[Task requirements] Look through the lines below and extract each one that contains "Gross".

[Stored rows]
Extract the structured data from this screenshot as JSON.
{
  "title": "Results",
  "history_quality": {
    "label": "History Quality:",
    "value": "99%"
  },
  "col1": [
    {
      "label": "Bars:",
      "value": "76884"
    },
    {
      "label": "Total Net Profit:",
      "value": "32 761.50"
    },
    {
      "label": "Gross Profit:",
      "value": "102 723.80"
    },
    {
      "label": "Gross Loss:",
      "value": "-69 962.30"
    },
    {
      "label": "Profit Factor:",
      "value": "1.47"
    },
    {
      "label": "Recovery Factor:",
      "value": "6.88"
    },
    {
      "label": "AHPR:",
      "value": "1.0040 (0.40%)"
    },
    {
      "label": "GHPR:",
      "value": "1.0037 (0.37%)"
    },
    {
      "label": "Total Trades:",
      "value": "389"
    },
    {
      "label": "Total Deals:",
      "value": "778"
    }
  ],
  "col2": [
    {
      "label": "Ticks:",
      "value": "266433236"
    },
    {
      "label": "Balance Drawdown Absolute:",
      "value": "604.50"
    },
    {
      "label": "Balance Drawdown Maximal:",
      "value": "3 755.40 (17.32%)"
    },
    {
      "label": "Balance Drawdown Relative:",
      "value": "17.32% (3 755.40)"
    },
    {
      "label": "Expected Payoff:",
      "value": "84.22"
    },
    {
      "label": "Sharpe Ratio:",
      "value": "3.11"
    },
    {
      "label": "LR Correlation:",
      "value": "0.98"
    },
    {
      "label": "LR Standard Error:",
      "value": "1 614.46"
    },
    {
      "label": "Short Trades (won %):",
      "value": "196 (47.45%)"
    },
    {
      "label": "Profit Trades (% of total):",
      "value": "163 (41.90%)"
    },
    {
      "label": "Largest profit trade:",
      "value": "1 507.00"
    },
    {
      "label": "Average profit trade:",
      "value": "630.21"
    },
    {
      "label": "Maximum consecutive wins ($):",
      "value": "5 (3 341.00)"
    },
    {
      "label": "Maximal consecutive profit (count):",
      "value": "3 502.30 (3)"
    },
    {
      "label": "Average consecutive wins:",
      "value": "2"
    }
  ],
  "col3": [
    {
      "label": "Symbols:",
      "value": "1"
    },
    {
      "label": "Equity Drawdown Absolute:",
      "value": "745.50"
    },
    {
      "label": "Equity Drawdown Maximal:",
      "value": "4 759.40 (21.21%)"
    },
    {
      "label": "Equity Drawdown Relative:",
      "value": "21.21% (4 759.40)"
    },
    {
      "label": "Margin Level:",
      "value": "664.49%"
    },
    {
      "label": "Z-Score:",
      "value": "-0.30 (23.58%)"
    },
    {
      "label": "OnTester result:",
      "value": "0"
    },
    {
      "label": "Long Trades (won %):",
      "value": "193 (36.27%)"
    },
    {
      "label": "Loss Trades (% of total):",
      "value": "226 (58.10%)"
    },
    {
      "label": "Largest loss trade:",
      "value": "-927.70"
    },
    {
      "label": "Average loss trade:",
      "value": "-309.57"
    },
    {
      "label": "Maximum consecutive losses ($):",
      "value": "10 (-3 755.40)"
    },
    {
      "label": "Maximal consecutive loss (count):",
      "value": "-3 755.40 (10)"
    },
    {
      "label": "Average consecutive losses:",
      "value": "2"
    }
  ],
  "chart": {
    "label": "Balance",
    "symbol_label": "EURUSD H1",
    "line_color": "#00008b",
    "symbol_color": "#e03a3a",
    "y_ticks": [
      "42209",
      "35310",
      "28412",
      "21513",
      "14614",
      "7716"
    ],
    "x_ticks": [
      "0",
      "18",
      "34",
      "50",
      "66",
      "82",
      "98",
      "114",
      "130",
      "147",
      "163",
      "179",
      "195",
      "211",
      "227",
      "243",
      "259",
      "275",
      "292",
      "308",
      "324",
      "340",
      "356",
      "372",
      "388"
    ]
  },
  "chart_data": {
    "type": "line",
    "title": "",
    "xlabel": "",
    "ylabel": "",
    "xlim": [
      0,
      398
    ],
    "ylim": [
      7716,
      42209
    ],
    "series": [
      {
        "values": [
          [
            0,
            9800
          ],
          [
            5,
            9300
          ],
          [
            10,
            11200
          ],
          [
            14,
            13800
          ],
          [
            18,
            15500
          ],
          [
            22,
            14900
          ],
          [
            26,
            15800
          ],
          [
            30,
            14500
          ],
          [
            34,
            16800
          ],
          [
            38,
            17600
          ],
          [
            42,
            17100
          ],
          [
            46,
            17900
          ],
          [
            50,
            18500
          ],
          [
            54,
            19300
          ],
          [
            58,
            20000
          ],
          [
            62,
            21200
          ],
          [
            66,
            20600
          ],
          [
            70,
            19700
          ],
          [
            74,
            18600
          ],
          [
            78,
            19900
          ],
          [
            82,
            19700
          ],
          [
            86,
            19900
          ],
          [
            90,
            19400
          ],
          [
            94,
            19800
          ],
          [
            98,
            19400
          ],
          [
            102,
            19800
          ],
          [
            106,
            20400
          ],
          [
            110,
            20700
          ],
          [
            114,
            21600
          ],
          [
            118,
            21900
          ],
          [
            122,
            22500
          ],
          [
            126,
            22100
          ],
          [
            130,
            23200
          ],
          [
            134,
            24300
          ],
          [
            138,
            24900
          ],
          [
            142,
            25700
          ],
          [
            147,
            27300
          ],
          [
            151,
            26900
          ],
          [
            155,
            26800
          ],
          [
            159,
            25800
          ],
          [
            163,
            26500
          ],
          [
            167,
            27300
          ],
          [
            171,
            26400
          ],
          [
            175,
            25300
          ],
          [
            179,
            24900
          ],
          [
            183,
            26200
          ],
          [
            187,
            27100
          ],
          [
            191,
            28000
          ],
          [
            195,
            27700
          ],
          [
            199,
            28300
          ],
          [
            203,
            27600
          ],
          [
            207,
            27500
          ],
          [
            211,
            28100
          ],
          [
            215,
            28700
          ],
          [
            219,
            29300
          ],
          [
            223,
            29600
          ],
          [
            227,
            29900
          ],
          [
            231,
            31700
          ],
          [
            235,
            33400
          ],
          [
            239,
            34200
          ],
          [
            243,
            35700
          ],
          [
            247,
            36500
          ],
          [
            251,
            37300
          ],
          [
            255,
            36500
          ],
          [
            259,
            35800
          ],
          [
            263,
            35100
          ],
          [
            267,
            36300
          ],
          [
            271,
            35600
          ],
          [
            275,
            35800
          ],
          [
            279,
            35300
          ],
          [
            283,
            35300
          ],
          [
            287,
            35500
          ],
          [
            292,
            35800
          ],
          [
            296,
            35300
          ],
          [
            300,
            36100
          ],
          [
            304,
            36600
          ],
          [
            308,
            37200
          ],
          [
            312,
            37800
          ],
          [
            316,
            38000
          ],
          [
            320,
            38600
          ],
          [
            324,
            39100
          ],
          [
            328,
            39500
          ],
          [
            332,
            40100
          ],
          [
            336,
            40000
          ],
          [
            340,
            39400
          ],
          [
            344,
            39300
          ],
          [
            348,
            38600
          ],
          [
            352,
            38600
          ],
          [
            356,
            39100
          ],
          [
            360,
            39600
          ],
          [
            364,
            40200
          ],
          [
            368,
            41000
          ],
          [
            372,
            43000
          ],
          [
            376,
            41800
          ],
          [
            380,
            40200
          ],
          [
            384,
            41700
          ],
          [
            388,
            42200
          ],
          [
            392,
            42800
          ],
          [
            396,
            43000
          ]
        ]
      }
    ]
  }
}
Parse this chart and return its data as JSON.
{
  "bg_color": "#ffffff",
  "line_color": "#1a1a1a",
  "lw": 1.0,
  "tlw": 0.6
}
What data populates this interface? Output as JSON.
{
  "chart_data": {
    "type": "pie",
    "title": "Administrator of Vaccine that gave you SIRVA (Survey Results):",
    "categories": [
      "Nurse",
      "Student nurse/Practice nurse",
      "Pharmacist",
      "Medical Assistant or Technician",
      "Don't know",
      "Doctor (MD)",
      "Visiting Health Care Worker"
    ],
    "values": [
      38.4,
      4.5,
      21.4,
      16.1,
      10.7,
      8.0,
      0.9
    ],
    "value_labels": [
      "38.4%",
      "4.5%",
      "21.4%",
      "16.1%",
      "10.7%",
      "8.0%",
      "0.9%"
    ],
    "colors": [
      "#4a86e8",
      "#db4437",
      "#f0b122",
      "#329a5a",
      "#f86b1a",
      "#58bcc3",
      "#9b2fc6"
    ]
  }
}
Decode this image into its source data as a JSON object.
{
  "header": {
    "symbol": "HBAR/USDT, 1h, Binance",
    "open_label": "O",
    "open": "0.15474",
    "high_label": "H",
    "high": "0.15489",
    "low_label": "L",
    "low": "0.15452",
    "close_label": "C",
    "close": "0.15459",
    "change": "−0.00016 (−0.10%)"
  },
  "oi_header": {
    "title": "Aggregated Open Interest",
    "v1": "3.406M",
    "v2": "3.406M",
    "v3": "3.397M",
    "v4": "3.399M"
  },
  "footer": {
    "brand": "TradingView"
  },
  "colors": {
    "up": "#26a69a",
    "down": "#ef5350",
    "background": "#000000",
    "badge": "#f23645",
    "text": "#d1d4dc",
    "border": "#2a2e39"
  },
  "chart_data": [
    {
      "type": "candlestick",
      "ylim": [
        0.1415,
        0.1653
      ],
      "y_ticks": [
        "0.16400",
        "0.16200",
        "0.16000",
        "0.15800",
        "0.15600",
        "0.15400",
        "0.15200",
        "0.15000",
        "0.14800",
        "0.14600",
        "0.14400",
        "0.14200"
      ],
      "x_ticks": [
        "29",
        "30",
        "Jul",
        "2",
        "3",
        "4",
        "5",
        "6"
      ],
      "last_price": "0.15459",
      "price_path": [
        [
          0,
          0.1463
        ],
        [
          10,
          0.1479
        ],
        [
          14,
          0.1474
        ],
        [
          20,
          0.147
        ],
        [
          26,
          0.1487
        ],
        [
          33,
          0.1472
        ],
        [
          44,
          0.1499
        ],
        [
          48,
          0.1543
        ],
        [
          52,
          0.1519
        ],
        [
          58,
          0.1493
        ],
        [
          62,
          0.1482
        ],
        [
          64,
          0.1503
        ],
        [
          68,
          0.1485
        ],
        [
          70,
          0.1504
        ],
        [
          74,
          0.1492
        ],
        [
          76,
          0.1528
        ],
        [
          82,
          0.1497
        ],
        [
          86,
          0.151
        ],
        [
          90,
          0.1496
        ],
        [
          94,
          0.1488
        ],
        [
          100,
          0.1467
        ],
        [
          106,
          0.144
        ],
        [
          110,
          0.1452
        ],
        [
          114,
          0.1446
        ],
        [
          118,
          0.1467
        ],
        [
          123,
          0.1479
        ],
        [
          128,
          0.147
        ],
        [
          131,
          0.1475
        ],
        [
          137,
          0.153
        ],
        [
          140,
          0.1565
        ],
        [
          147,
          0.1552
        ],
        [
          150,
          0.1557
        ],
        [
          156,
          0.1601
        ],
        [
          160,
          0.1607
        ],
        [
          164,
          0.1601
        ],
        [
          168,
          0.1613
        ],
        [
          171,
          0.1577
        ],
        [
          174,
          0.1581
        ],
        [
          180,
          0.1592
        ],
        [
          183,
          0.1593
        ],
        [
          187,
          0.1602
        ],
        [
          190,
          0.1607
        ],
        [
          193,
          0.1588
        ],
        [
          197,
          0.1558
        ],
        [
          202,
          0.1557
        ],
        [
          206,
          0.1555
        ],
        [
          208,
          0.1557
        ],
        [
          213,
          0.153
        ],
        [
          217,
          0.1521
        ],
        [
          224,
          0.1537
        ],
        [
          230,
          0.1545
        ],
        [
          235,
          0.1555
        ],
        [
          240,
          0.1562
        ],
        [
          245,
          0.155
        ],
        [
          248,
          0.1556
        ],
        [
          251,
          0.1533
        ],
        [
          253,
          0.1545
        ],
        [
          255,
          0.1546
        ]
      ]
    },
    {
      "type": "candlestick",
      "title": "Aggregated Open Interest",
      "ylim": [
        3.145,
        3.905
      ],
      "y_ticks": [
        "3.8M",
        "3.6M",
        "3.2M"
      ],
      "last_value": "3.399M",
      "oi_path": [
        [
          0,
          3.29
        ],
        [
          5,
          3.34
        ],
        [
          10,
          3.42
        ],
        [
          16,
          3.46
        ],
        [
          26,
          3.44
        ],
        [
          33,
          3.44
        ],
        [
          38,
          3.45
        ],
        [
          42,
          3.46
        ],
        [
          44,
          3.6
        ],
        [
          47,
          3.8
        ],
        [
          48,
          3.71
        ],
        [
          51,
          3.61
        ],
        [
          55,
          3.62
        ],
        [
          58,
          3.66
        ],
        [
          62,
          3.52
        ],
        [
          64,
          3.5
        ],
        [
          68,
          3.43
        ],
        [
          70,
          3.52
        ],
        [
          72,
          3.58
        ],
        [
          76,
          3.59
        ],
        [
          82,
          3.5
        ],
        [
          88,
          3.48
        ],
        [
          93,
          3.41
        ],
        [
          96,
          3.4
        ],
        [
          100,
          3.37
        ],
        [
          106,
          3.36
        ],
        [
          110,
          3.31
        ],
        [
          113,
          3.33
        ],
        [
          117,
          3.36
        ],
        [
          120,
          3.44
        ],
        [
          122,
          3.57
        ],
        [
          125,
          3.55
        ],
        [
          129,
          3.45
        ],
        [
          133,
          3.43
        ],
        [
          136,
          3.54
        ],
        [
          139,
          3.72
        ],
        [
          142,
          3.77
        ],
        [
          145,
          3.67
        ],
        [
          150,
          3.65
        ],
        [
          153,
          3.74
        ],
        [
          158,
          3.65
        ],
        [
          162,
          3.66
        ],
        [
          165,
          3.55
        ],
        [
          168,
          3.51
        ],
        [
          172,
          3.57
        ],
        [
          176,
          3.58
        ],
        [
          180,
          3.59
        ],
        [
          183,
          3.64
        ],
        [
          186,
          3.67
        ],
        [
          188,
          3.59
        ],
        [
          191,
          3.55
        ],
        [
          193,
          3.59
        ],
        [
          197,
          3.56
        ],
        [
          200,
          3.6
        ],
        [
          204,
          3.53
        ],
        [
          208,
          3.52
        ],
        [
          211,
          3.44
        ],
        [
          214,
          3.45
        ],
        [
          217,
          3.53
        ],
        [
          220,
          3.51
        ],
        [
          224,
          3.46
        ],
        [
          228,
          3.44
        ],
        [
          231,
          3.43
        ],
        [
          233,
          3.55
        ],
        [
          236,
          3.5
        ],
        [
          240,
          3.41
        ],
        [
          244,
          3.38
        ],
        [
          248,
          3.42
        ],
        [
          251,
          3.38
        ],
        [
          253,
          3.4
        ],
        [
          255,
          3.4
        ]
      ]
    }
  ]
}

[Output of the exercise]
      "label": "Gross Profit:",
      "label": "Gross Loss:",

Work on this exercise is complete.